3:30 p.m. New York time
Half an hour before the closing bell. The S&P 500 futures have entered an either/or pattern.
Either the wave 4 correction has taken the form of a Flat and the B wave has so far retraced nearly 130% of the preceding A wave…
…or the wave 4 correction ended on September 29 at 4371.25 and the wave 5 downtrend has begun.
First, the B-wave scenario: In a Flat pattern, the A wave will have three subwaves, as will the B wave, and the B wave will typically retrace between 100% and 138% of the A wave. In this scenario’s favor: The B wave is well within the guidelines of Elliott Wave Theory. Against it: The A wave of the pattern appears to have five subwaves, which makes it part of a Zigzag pattern. Also, Flats in my experience are more common in 4th waves than in 2nd waves.
Second, the 5th wave scenario. If I squint my eyes and whisper a wish, I can count three subwaves in wave A. It’s not unusual for waves occasionally to be ambiguous in the subwaves they trace. If the rise from September 27 has three subwaves, then there is no barrier to the ensuing decline being downtrending wave 5. I count it as being in its 3rd wave subwave, which in turn is in its 3rd wave. Wave 3 is in its third day. The last 3rd wave of the same degree was finished in a day. So its duration is proportional.
For me, the analysis hinges on the rise from September 27 to September 29. And the most reasonable subwave count for that rise five. Which is inconsistent both with this morning’s Principal Analysis and with Alternative #1.
Under such circumstances, I tend toward caution. I’ll retain my present analysis in marking the chart: Wave B within the upward correction, wave 4 is underway, while stressing the uncertinty of that decision.
If the price reverses and returns to the 4370s, that makes the B-wave scenario more likely: The C wave will be underway.
If the price continues falling and moves robustly below the 138% retracement level, 4206, then the 5th-wave scenario will be more likely: The 4th wave correction ended on September 29 and the 5th wave downtrend is underway.
1:10 p.m. New York time
QQQ options position entered. I’ve entered a short bear all vertical spread on QQQ, using options that will expire on November 14, and have posted an analysis of the trade.
12:30 p.m. New York time
SPY options position exited. I have exited my short bear call vertical spread on SPY, using options that will expire on November 17, for 49.8% of maximum potential profit. I’ve updated the trade analysis with full details.
9:35 a.m. New York time
What’s happening now? The S&P 500 E-mini futures declined overnight, from the 4330s to the 4290s.
What does it mean? The middle subwave of a three-wave downward correction, a 4th wave, continues. It is the declining B wave and will be followed by a C wave that will complete the corrective pattern, and the correction as a whole, unless it takes a compound form containing two or three corrective patterns.
The 4th wave will be followed by a downtrending 5th wave, which sometimes are the longest of the waves within a larger trend and sometimes are trunated, making them the shortest. No way to tell out this point how the future wave 5 will play out.
What are the alternatives? There are two.

[Source data]

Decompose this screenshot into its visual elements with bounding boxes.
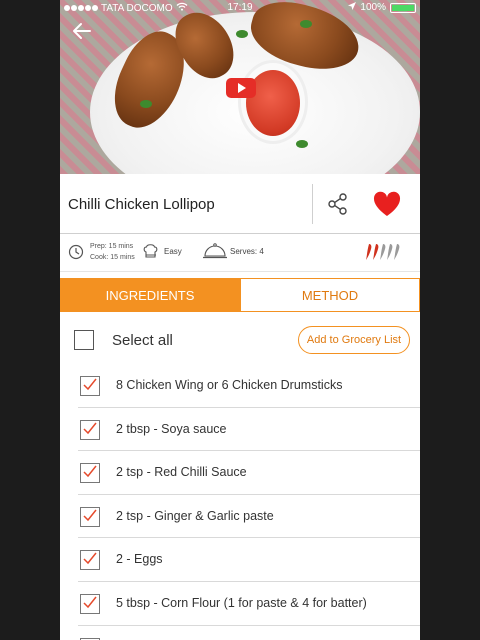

[Set of tasks]
1 > Set down verbatim the portion of the S&P 500 futures commentary starting with "1:10 p.m. New" and going on through "three corrective patterns.".
2 > Supply the next part of the S&P 500 futures commentary, picking up directly after its final sentence.
The data shown here originates from a separate source unrelated to the S&P 500 futures commentary.

[Responses to the exercise]
1 >
1:10 p.m. New York time
QQQ options position entered. I’ve entered a short bear all vertical spread on QQQ, using options that will expire on November 14, and have posted an analysis of the trade.
12:30 p.m. New York time
SPY options position exited. I have exited my short bear call vertical spread on SPY, using options that will expire on November 17, for 49.8% of maximum potential profit. I’ve updated the trade analysis with full details.
9:35 a.m. New York time
What’s happening now? The S&P 500 E-mini futures declined overnight, from the 4330s to the 4290s.
What does it mean? The middle subwave of a three-wave downward correction, a 4th wave, continues. It is the declining B wave and will be followed by a C wave that will complete the corrective pattern, and the correction as a whole, unless it takes a compound form containing two or three corrective patterns.

2 >
It’s possible to count the rise from September 27, the A wave on the chart, as being the 4th wave in its entirety. The size is disproprotionate to prior waves of the same degree, but it’s still possible.
As always, there’s ambiguity in where the wave patterns are within the complex fractal structure of the chart. For the principal analysis I’ve labelled the upward correction as being two degrees below the 3rd wave. It’s possible that moving it up a degree, to one degree below the 3rd, will prove to be more accurate, or moving it down one degree, to three degrees below the 3rd, better describes what’s happening on the chart.

[S&P 500 E-mini futures at 3:30 p.m., 30-minute bars, with volume]
What does Elliott wave theory say? Here are the waves that underly the analyses.
Principal Analysis:
- A downtrend, wave 3{-2}, began on July 27 and is underway.
- Within wave 3{-2}, a smaller downtrend, wave 3{-3}, began on September 14 and is in its initial subwave, wave 1{-4}.
- With wave 1{-4}, subwave 4{-5}, an upward correction, is underway, having begun on September 27 from 4277.
- Wave 4{-5} is in its middle subwave, declining wave B{-6}.
Alternative Analysis #1
- Downtrending wave 5{-5} is underway, having begun on September 29 from 4371.25
Alternative Analysis #2
- Wave 4{-4} within downtrend 3{-3} is underway.
… or …
- Wave 4{-6} within wave wave 1{-5} within wave 1{-4} is underway
Big picture:
- The wave 3{-2} downtrend is a subwave of wave 4{-1}, a downtrend that began on January 4, 2022.
- Wave 4{-1}, in turn, is a subwave of wave 5{0}, an expanding Diagonal Triangle that began on December 26, 2018.
- Wave 4{-1} may eventually reach the lower boundary of wave 5{0}, presently slightly below 1800 and declining further each day.
- Wave 4{-1} will be followed by rising wave 5{-1}, the final wave in the Triangle.
We Are Here.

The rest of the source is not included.